Records for the task:
(begin)

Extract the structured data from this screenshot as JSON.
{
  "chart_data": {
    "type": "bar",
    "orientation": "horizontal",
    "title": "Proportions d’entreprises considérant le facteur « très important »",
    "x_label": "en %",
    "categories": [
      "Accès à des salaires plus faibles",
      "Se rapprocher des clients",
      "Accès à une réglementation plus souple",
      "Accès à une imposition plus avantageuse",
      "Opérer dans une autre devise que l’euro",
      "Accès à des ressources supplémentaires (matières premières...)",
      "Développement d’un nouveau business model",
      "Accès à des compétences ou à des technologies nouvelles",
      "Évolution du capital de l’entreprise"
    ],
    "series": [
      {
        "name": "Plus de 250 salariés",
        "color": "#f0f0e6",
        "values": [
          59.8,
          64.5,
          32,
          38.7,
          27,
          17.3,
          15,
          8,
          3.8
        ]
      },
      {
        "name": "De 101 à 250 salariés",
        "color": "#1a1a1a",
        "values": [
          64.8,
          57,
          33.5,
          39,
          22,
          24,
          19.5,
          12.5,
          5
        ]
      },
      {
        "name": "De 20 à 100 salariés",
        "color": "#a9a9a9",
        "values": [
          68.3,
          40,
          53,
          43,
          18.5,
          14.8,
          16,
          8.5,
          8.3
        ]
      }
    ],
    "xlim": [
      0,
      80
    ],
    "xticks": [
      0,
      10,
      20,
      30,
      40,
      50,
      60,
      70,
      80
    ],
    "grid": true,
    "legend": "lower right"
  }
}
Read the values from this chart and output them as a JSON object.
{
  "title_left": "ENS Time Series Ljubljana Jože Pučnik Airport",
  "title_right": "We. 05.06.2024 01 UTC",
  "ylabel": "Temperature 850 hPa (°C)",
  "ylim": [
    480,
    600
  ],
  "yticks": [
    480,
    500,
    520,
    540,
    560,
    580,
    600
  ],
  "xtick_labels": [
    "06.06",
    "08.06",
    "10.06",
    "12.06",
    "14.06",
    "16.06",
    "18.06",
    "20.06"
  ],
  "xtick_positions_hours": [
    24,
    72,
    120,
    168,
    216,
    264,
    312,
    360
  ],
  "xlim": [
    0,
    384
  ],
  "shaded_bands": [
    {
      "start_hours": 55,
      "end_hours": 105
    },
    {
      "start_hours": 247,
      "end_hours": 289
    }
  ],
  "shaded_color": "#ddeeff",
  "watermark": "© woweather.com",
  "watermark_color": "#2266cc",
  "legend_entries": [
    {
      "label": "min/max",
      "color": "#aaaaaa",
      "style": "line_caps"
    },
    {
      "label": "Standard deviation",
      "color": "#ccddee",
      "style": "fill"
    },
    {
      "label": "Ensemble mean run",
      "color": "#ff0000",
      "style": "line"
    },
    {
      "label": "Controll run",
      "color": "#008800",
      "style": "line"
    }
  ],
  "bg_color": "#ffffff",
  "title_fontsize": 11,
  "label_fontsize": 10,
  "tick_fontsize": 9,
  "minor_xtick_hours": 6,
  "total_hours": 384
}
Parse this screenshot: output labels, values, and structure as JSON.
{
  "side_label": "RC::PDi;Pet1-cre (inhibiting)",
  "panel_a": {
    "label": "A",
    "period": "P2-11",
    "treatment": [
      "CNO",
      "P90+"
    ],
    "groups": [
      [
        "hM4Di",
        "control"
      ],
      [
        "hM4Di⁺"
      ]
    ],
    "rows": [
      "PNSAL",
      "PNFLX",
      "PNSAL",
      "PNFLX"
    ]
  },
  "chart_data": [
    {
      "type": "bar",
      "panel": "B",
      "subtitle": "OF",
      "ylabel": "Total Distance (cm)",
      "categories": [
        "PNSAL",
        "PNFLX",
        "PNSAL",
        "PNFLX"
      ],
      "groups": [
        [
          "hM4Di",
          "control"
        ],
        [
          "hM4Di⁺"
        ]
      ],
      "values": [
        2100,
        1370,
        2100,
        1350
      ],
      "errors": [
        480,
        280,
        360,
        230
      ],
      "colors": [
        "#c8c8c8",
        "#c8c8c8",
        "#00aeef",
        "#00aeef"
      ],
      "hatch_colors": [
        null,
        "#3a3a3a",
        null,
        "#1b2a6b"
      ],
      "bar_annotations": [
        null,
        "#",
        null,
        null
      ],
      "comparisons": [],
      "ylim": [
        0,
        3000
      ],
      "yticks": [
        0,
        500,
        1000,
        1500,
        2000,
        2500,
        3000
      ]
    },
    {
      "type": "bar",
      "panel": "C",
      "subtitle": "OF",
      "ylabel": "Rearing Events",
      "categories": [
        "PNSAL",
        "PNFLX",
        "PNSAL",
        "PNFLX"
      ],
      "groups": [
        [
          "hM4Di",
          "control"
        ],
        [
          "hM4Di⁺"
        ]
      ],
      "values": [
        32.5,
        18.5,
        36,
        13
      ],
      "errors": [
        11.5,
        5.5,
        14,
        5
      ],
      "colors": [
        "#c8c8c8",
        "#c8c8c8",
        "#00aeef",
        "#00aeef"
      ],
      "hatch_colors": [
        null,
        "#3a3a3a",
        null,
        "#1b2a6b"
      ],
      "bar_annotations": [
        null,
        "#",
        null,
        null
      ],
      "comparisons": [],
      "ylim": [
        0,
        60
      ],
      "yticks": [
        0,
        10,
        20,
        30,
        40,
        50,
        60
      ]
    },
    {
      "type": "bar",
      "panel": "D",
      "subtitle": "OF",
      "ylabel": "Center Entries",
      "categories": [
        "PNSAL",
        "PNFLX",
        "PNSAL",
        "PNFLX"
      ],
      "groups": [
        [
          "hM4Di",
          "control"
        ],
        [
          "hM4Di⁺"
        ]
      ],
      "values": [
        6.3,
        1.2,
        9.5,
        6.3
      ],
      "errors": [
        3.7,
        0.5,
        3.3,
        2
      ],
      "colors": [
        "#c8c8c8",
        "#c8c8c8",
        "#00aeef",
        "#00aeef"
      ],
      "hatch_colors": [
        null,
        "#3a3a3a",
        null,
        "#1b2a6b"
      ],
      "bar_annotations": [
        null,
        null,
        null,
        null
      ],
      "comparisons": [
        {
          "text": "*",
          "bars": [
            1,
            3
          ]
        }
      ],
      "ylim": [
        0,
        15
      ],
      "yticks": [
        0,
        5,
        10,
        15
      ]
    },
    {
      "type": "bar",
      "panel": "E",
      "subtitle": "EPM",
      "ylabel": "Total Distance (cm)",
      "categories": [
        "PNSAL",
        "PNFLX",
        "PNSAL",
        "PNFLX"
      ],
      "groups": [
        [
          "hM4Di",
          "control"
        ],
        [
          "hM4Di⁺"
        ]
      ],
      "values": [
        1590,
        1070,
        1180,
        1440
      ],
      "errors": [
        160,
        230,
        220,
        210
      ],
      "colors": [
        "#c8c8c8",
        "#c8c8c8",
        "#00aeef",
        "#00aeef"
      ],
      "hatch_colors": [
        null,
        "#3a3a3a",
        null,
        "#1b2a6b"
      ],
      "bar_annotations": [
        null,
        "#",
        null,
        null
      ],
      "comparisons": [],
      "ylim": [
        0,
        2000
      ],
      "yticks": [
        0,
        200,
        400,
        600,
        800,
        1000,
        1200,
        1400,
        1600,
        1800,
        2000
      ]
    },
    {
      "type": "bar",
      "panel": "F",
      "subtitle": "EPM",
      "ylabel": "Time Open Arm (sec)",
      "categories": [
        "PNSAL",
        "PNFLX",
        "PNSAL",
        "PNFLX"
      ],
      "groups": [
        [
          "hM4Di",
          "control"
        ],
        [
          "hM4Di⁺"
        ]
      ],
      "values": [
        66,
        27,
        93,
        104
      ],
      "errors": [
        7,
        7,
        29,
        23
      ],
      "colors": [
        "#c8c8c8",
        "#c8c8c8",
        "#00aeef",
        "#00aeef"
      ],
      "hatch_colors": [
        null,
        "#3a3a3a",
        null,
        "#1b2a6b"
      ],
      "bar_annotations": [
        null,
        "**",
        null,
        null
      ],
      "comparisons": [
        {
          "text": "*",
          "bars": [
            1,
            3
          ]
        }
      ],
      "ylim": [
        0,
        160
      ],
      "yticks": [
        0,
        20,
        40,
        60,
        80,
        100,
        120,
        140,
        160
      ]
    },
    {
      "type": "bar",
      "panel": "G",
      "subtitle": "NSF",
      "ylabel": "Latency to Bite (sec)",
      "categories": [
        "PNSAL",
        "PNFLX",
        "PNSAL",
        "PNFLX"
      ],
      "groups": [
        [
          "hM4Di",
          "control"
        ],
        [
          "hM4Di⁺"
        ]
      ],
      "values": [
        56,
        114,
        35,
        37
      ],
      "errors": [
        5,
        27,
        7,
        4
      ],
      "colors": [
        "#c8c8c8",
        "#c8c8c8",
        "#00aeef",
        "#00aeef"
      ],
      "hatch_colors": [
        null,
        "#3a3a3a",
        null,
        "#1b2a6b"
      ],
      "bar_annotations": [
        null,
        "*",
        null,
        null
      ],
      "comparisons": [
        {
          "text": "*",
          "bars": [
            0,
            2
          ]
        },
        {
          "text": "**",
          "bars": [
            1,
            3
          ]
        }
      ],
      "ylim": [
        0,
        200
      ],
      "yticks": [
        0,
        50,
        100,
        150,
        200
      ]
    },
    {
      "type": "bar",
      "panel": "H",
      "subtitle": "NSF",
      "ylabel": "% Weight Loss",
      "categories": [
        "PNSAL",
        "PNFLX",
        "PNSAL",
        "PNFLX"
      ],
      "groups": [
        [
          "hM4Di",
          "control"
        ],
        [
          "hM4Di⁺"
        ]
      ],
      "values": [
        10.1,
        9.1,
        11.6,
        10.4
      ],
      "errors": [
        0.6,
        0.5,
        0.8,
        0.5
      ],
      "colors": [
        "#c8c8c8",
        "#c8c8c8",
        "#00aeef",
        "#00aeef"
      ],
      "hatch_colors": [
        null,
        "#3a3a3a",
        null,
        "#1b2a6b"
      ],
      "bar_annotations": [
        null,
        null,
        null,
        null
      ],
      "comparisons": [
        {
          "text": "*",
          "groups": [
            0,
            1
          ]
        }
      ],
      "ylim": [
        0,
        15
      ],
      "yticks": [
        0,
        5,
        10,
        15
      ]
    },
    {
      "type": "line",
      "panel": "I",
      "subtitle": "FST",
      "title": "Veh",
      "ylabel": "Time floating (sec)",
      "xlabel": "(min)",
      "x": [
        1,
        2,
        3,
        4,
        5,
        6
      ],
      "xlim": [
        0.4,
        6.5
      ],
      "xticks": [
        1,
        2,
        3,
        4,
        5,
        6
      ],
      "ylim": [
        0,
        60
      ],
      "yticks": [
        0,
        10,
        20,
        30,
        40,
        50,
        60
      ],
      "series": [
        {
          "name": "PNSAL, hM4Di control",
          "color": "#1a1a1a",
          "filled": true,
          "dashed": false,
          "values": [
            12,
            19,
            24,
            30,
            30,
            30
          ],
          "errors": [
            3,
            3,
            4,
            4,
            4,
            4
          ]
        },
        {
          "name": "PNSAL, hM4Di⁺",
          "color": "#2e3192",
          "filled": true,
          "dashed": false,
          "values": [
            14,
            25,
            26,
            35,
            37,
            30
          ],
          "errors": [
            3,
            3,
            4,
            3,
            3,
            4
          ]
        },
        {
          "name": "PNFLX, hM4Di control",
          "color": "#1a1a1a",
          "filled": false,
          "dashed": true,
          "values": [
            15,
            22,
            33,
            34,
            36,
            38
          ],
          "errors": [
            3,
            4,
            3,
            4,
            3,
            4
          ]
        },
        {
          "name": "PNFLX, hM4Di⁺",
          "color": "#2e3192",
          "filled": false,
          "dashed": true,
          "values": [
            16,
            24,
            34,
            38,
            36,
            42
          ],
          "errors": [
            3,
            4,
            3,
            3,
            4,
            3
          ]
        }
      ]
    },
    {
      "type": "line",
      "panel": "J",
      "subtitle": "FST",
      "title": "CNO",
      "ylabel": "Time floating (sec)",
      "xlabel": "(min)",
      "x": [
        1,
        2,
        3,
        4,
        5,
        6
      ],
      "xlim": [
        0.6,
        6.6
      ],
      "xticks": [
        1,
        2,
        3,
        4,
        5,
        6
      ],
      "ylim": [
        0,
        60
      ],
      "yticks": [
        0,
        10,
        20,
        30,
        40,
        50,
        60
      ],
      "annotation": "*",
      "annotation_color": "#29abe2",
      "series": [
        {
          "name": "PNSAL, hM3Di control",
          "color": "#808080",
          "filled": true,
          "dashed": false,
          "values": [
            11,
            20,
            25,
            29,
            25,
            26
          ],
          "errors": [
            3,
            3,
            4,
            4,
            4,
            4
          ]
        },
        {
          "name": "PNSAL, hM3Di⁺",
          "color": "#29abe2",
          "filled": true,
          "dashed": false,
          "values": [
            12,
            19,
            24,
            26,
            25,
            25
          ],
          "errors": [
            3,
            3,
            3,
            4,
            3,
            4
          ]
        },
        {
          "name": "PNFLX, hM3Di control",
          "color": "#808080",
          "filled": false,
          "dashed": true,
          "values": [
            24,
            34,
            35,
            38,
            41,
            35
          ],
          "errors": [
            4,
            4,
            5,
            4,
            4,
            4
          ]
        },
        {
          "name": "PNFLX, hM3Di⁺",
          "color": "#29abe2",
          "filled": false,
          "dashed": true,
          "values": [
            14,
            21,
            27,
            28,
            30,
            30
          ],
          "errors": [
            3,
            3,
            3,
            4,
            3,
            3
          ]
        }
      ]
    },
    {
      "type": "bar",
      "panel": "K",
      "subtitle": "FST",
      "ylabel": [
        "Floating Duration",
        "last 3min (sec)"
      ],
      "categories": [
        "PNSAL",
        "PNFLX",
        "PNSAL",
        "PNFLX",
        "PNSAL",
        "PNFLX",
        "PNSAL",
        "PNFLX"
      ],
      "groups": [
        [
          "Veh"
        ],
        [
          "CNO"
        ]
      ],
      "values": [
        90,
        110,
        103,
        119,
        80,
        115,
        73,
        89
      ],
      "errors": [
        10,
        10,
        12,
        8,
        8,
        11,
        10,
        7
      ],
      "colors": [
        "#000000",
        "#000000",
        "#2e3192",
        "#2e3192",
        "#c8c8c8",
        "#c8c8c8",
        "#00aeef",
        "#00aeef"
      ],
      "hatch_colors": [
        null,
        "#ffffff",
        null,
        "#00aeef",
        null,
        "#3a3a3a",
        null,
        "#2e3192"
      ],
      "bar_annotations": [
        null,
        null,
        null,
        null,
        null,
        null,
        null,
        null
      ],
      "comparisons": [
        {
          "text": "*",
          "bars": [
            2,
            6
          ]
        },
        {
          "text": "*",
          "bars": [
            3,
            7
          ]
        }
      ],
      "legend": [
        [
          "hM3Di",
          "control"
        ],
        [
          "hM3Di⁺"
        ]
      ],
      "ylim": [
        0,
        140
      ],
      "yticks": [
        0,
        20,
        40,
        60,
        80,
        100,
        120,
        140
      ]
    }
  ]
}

(end)

Task to complete:
List all lines in the material containing the string "screenshot".

Expected output:
Extract the structured data from this screenshot as JSON.
Parse this screenshot: output labels, values, and structure as JSON.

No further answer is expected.